:: OBJECTIVE ::
Keep the pictures out and restate every record exactly.
------ SOURCE MATERIAL
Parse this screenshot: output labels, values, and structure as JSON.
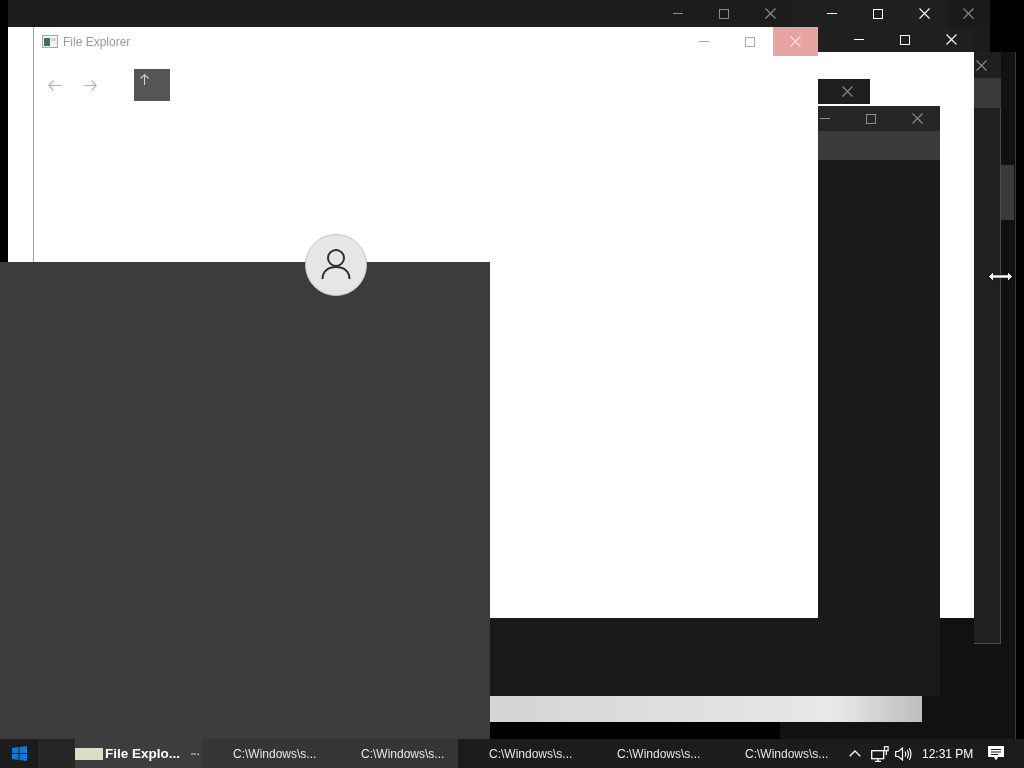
{
  "windows": [
    {
      "active": false,
      "controls": [
        {
          "kind": "close"
        }
      ]
    },
    {
      "active": true,
      "controls": [
        {
          "kind": "minimize"
        },
        {
          "kind": "maximize"
        },
        {
          "kind": "close"
        }
      ]
    },
    {
      "active": false,
      "controls": [
        {
          "kind": "minimize"
        },
        {
          "kind": "maximize"
        },
        {
          "kind": "close"
        }
      ]
    },
    {
      "active": false,
      "controls": [
        {
          "kind": "close"
        }
      ]
    },
    {
      "active": true,
      "controls": [
        {
          "kind": "minimize"
        },
        {
          "kind": "maximize"
        },
        {
          "kind": "close"
        }
      ]
    },
    {
      "active": false,
      "controls": [
        {
          "kind": "close"
        }
      ]
    },
    {
      "active": false,
      "controls": [
        {
          "kind": "minimize"
        },
        {
          "kind": "maximize"
        },
        {
          "kind": "close"
        }
      ]
    }
  ],
  "file_explorer": {
    "title": "File Explorer",
    "active": false,
    "controls": [
      {
        "kind": "minimize",
        "hovered": false
      },
      {
        "kind": "maximize",
        "hovered": false
      },
      {
        "kind": "close",
        "hovered": true
      }
    ],
    "nav": [
      {
        "kind": "back",
        "disabled": true,
        "highlighted": false
      },
      {
        "kind": "forward",
        "disabled": true,
        "highlighted": false
      },
      {
        "kind": "up",
        "disabled": false,
        "highlighted": true
      }
    ]
  },
  "taskbar": {
    "tasks": [
      {
        "label": "File Explo...",
        "selected": true,
        "highlighted": false
      },
      {
        "label": "C:\\Windows\\s...",
        "selected": false,
        "highlighted": true
      },
      {
        "label": "C:\\Windows\\s...",
        "selected": false,
        "highlighted": true
      },
      {
        "label": "C:\\Windows\\s...",
        "selected": false,
        "highlighted": false
      },
      {
        "label": "C:\\Windows\\s...",
        "selected": false,
        "highlighted": false
      },
      {
        "label": "C:\\Windows\\s...",
        "selected": false,
        "highlighted": false
      }
    ],
    "clock": "12:31 PM"
  }
}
------------
:: FINAL ANSWER ::
Parse this screenshot: output labels, values, and structure as JSON.
{
  "windows": [
    {
      "active": false,
      "controls": [
        {
          "kind": "close"
        }
      ]
    },
    {
      "active": true,
      "controls": [
        {
          "kind": "minimize"
        },
        {
          "kind": "maximize"
        },
        {
          "kind": "close"
        }
      ]
    },
    {
      "active": false,
      "controls": [
        {
          "kind": "minimize"
        },
        {
          "kind": "maximize"
        },
        {
          "kind": "close"
        }
      ]
    },
    {
      "active": false,
      "controls": [
        {
          "kind": "close"
        }
      ]
    },
    {
      "active": true,
      "controls": [
        {
          "kind": "minimize"
        },
        {
          "kind": "maximize"
        },
        {
          "kind": "close"
        }
      ]
    },
    {
      "active": false,
      "controls": [
        {
          "kind": "close"
        }
      ]
    },
    {
      "active": false,
      "controls": [
        {
          "kind": "minimize"
        },
        {
          "kind": "maximize"
        },
        {
          "kind": "close"
        }
      ]
    }
  ],
  "file_explorer": {
    "title": "File Explorer",
    "active": false,
    "controls": [
      {
        "kind": "minimize",
        "hovered": false
      },
      {
        "kind": "maximize",
        "hovered": false
      },
      {
        "kind": "close",
        "hovered": true
      }
    ],
    "nav": [
      {
        "kind": "back",
        "disabled": true,
        "highlighted": false
      },
      {
        "kind": "forward",
        "disabled": true,
        "highlighted": false
      },
      {
        "kind": "up",
        "disabled": false,
        "highlighted": true
      }
    ]
  },
  "taskbar": {
    "tasks": [
      {
        "label": "File Explo...",
        "selected": true,
        "highlighted": false
      },
      {
        "label": "C:\\Windows\\s...",
        "selected": false,
        "highlighted": true
      },
      {
        "label": "C:\\Windows\\s...",
        "selected": false,
        "highlighted": true
      },
      {
        "label": "C:\\Windows\\s...",
        "selected": false,
        "highlighted": false
      },
      {
        "label": "C:\\Windows\\s...",
        "selected": false,
        "highlighted": false
      },
      {
        "label": "C:\\Windows\\s...",
        "selected": false,
        "highlighted": false
      }
    ],
    "clock": "12:31 PM"
  }
}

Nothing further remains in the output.